## begin DATA TO USE
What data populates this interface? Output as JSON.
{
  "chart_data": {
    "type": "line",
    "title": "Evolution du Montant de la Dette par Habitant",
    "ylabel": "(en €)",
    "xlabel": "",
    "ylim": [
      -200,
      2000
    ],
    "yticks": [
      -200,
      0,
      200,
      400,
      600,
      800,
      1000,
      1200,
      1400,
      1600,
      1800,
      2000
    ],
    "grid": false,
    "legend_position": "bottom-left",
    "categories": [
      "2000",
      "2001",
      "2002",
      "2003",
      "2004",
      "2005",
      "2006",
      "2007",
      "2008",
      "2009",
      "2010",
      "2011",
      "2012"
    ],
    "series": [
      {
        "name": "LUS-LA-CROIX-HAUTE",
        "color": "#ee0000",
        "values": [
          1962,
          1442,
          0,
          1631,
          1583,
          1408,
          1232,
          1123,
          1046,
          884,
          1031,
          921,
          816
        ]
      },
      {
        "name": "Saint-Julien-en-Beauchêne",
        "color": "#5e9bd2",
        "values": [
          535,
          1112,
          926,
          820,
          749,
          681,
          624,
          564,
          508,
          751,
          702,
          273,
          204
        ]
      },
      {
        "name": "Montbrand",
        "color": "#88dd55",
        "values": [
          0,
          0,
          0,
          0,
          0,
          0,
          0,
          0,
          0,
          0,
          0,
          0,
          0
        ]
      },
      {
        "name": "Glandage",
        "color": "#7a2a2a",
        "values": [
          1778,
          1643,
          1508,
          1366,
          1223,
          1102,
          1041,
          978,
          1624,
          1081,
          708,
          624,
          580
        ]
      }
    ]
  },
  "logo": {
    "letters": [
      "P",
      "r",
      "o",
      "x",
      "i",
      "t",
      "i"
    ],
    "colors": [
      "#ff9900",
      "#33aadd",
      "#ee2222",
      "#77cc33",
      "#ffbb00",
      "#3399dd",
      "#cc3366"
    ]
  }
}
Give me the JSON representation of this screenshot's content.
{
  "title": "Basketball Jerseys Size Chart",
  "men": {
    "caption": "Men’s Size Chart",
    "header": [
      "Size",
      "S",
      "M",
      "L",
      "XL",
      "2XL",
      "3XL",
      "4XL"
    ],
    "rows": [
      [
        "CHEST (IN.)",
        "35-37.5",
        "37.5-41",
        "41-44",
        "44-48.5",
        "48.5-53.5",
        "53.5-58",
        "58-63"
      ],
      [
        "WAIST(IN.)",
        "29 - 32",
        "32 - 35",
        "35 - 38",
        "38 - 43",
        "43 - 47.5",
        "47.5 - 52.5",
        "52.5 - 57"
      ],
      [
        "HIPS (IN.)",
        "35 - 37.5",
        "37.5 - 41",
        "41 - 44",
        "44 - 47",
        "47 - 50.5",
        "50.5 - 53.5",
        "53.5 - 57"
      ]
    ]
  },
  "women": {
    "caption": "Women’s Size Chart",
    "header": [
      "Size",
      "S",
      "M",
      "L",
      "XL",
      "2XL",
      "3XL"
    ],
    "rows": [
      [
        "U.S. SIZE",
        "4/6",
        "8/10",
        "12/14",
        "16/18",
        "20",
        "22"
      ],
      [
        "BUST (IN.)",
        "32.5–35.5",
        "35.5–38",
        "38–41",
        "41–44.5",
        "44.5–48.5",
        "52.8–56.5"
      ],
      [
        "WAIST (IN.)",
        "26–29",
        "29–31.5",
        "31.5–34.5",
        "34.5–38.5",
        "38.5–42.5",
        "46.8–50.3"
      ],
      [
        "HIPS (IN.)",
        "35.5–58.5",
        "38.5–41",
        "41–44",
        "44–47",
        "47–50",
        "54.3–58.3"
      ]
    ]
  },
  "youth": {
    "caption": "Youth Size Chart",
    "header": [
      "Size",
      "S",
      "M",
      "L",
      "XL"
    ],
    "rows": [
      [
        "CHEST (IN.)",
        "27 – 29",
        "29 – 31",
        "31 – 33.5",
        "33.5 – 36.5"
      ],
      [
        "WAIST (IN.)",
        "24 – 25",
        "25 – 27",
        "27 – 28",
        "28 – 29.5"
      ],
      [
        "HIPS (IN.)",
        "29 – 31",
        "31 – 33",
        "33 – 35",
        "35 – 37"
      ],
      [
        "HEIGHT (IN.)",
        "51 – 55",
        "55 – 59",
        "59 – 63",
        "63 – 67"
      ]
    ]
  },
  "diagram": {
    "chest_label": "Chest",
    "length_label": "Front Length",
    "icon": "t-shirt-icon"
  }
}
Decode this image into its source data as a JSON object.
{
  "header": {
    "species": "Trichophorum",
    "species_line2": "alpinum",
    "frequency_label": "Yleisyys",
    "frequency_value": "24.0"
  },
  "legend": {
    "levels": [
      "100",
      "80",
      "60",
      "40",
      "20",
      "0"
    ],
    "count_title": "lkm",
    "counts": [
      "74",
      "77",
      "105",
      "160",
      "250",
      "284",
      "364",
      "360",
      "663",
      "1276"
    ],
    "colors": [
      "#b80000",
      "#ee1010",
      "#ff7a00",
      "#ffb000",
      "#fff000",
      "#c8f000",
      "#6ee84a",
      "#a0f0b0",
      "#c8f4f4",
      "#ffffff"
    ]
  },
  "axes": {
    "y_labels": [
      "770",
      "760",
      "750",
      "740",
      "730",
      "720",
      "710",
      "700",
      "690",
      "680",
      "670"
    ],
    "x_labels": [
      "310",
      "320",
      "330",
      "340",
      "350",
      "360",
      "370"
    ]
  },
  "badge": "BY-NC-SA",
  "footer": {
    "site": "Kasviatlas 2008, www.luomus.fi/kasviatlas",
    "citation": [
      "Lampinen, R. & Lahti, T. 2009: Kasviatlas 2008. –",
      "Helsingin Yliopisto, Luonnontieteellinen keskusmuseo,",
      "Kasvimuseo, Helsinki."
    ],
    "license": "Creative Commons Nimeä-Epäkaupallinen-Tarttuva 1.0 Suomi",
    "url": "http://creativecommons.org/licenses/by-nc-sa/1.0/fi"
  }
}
## end DATA TO USE
▶ _YOUR OBJECTIVE_:
Repeat all the entries word for word.

▶ _ANSWER TO THE PROBLEM_:
What data populates this interface? Output as JSON.
{
  "chart_data": {
    "type": "line",
    "title": "Evolution du Montant de la Dette par Habitant",
    "ylabel": "(en €)",
    "xlabel": "",
    "ylim": [
      -200,
      2000
    ],
    "yticks": [
      -200,
      0,
      200,
      400,
      600,
      800,
      1000,
      1200,
      1400,
      1600,
      1800,
      2000
    ],
    "grid": false,
    "legend_position": "bottom-left",
    "categories": [
      "2000",
      "2001",
      "2002",
      "2003",
      "2004",
      "2005",
      "2006",
      "2007",
      "2008",
      "2009",
      "2010",
      "2011",
      "2012"
    ],
    "series": [
      {
        "name": "LUS-LA-CROIX-HAUTE",
        "color": "#ee0000",
        "values": [
          1962,
          1442,
          0,
          1631,
          1583,
          1408,
          1232,
          1123,
          1046,
          884,
          1031,
          921,
          816
        ]
      },
      {
        "name": "Saint-Julien-en-Beauchêne",
        "color": "#5e9bd2",
        "values": [
          535,
          1112,
          926,
          820,
          749,
          681,
          624,
          564,
          508,
          751,
          702,
          273,
          204
        ]
      },
      {
        "name": "Montbrand",
        "color": "#88dd55",
        "values": [
          0,
          0,
          0,
          0,
          0,
          0,
          0,
          0,
          0,
          0,
          0,
          0,
          0
        ]
      },
      {
        "name": "Glandage",
        "color": "#7a2a2a",
        "values": [
          1778,
          1643,
          1508,
          1366,
          1223,
          1102,
          1041,
          978,
          1624,
          1081,
          708,
          624,
          580
        ]
      }
    ]
  },
  "logo": {
    "letters": [
      "P",
      "r",
      "o",
      "x",
      "i",
      "t",
      "i"
    ],
    "colors": [
      "#ff9900",
      "#33aadd",
      "#ee2222",
      "#77cc33",
      "#ffbb00",
      "#3399dd",
      "#cc3366"
    ]
  }
}
Give me the JSON representation of this screenshot's content.
{
  "title": "Basketball Jerseys Size Chart",
  "men": {
    "caption": "Men’s Size Chart",
    "header": [
      "Size",
      "S",
      "M",
      "L",
      "XL",
      "2XL",
      "3XL",
      "4XL"
    ],
    "rows": [
      [
        "CHEST (IN.)",
        "35-37.5",
        "37.5-41",
        "41-44",
        "44-48.5",
        "48.5-53.5",
        "53.5-58",
        "58-63"
      ],
      [
        "WAIST(IN.)",
        "29 - 32",
        "32 - 35",
        "35 - 38",
        "38 - 43",
        "43 - 47.5",
        "47.5 - 52.5",
        "52.5 - 57"
      ],
      [
        "HIPS (IN.)",
        "35 - 37.5",
        "37.5 - 41",
        "41 - 44",
        "44 - 47",
        "47 - 50.5",
        "50.5 - 53.5",
        "53.5 - 57"
      ]
    ]
  },
  "women": {
    "caption": "Women’s Size Chart",
    "header": [
      "Size",
      "S",
      "M",
      "L",
      "XL",
      "2XL",
      "3XL"
    ],
    "rows": [
      [
        "U.S. SIZE",
        "4/6",
        "8/10",
        "12/14",
        "16/18",
        "20",
        "22"
      ],
      [
        "BUST (IN.)",
        "32.5–35.5",
        "35.5–38",
        "38–41",
        "41–44.5",
        "44.5–48.5",
        "52.8–56.5"
      ],
      [
        "WAIST (IN.)",
        "26–29",
        "29–31.5",
        "31.5–34.5",
        "34.5–38.5",
        "38.5–42.5",
        "46.8–50.3"
      ],
      [
        "HIPS (IN.)",
        "35.5–58.5",
        "38.5–41",
        "41–44",
        "44–47",
        "47–50",
        "54.3–58.3"
      ]
    ]
  },
  "youth": {
    "caption": "Youth Size Chart",
    "header": [
      "Size",
      "S",
      "M",
      "L",
      "XL"
    ],
    "rows": [
      [
        "CHEST (IN.)",
        "27 – 29",
        "29 – 31",
        "31 – 33.5",
        "33.5 – 36.5"
      ],
      [
        "WAIST (IN.)",
        "24 – 25",
        "25 – 27",
        "27 – 28",
        "28 – 29.5"
      ],
      [
        "HIPS (IN.)",
        "29 – 31",
        "31 – 33",
        "33 – 35",
        "35 – 37"
      ],
      [
        "HEIGHT (IN.)",
        "51 – 55",
        "55 – 59",
        "59 – 63",
        "63 – 67"
      ]
    ]
  },
  "diagram": {
    "chest_label": "Chest",
    "length_label": "Front Length",
    "icon": "t-shirt-icon"
  }
}
Decode this image into its source data as a JSON object.
{
  "header": {
    "species": "Trichophorum",
    "species_line2": "alpinum",
    "frequency_label": "Yleisyys",
    "frequency_value": "24.0"
  },
  "legend": {
    "levels": [
      "100",
      "80",
      "60",
      "40",
      "20",
      "0"
    ],
    "count_title": "lkm",
    "counts": [
      "74",
      "77",
      "105",
      "160",
      "250",
      "284",
      "364",
      "360",
      "663",
      "1276"
    ],
    "colors": [
      "#b80000",
      "#ee1010",
      "#ff7a00",
      "#ffb000",
      "#fff000",
      "#c8f000",
      "#6ee84a",
      "#a0f0b0",
      "#c8f4f4",
      "#ffffff"
    ]
  },
  "axes": {
    "y_labels": [
      "770",
      "760",
      "750",
      "740",
      "730",
      "720",
      "710",
      "700",
      "690",
      "680",
      "670"
    ],
    "x_labels": [
      "310",
      "320",
      "330",
      "340",
      "350",
      "360",
      "370"
    ]
  },
  "badge": "BY-NC-SA",
  "footer": {
    "site": "Kasviatlas 2008, www.luomus.fi/kasviatlas",
    "citation": [
      "Lampinen, R. & Lahti, T. 2009: Kasviatlas 2008. –",
      "Helsingin Yliopisto, Luonnontieteellinen keskusmuseo,",
      "Kasvimuseo, Helsinki."
    ],
    "license": "Creative Commons Nimeä-Epäkaupallinen-Tarttuva 1.0 Suomi",
    "url": "http://creativecommons.org/licenses/by-nc-sa/1.0/fi"
  }
}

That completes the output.